RECORDS SUPPLIED>
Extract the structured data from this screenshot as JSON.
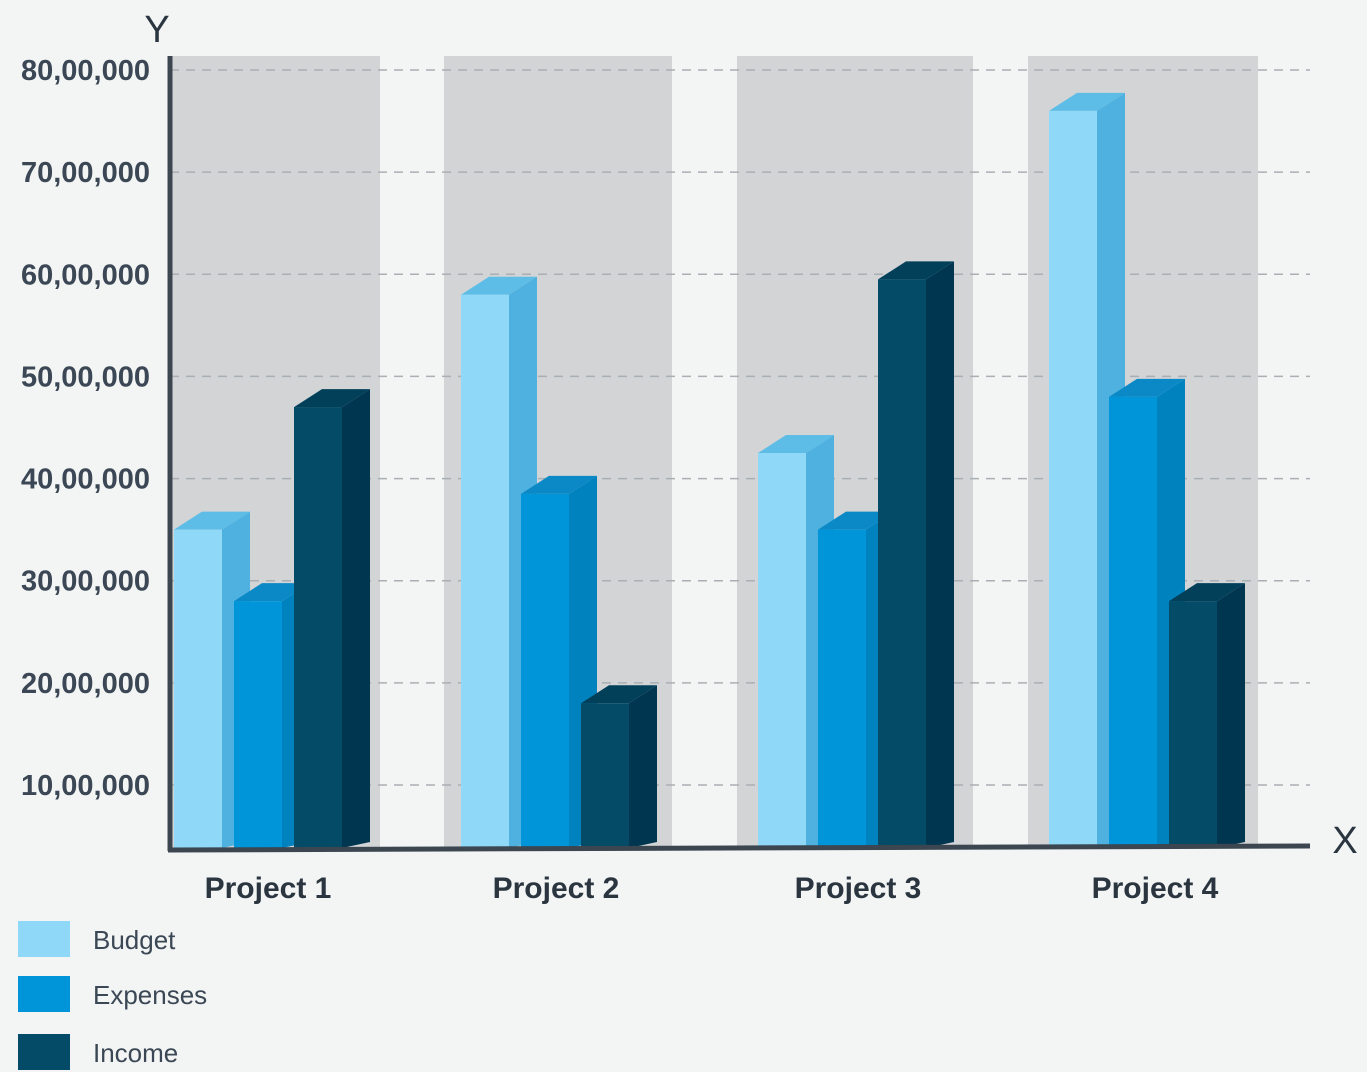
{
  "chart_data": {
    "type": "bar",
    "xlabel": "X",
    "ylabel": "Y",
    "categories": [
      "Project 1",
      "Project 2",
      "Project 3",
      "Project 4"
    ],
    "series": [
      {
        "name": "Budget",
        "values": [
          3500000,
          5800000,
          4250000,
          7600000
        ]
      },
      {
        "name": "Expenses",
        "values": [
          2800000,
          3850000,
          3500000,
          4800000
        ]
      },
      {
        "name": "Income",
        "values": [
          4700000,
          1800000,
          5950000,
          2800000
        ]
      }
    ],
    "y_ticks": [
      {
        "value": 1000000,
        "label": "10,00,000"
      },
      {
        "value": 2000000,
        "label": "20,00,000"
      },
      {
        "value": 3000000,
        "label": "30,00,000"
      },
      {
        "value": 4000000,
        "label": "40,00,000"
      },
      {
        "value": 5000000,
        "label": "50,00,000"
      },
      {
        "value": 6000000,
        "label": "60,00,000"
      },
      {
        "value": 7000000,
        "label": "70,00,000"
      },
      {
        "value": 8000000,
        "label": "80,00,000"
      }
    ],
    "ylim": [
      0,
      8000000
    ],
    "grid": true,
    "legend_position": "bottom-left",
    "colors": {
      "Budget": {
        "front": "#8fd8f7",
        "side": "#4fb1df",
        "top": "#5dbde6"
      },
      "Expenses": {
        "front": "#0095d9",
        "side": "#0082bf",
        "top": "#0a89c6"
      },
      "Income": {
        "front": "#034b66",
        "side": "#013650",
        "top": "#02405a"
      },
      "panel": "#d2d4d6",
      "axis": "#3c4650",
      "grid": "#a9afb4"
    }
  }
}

DIRECTION> Copy every line above word for word and exclude the pictures.

SOLUTION FOR THIS TASK>
Extract the structured data from this screenshot as JSON.
{
  "chart_data": {
    "type": "bar",
    "xlabel": "X",
    "ylabel": "Y",
    "categories": [
      "Project 1",
      "Project 2",
      "Project 3",
      "Project 4"
    ],
    "series": [
      {
        "name": "Budget",
        "values": [
          3500000,
          5800000,
          4250000,
          7600000
        ]
      },
      {
        "name": "Expenses",
        "values": [
          2800000,
          3850000,
          3500000,
          4800000
        ]
      },
      {
        "name": "Income",
        "values": [
          4700000,
          1800000,
          5950000,
          2800000
        ]
      }
    ],
    "y_ticks": [
      {
        "value": 1000000,
        "label": "10,00,000"
      },
      {
        "value": 2000000,
        "label": "20,00,000"
      },
      {
        "value": 3000000,
        "label": "30,00,000"
      },
      {
        "value": 4000000,
        "label": "40,00,000"
      },
      {
        "value": 5000000,
        "label": "50,00,000"
      },
      {
        "value": 6000000,
        "label": "60,00,000"
      },
      {
        "value": 7000000,
        "label": "70,00,000"
      },
      {
        "value": 8000000,
        "label": "80,00,000"
      }
    ],
    "ylim": [
      0,
      8000000
    ],
    "grid": true,
    "legend_position": "bottom-left",
    "colors": {
      "Budget": {
        "front": "#8fd8f7",
        "side": "#4fb1df",
        "top": "#5dbde6"
      },
      "Expenses": {
        "front": "#0095d9",
        "side": "#0082bf",
        "top": "#0a89c6"
      },
      "Income": {
        "front": "#034b66",
        "side": "#013650",
        "top": "#02405a"
      },
      "panel": "#d2d4d6",
      "axis": "#3c4650",
      "grid": "#a9afb4"
    }
  }
}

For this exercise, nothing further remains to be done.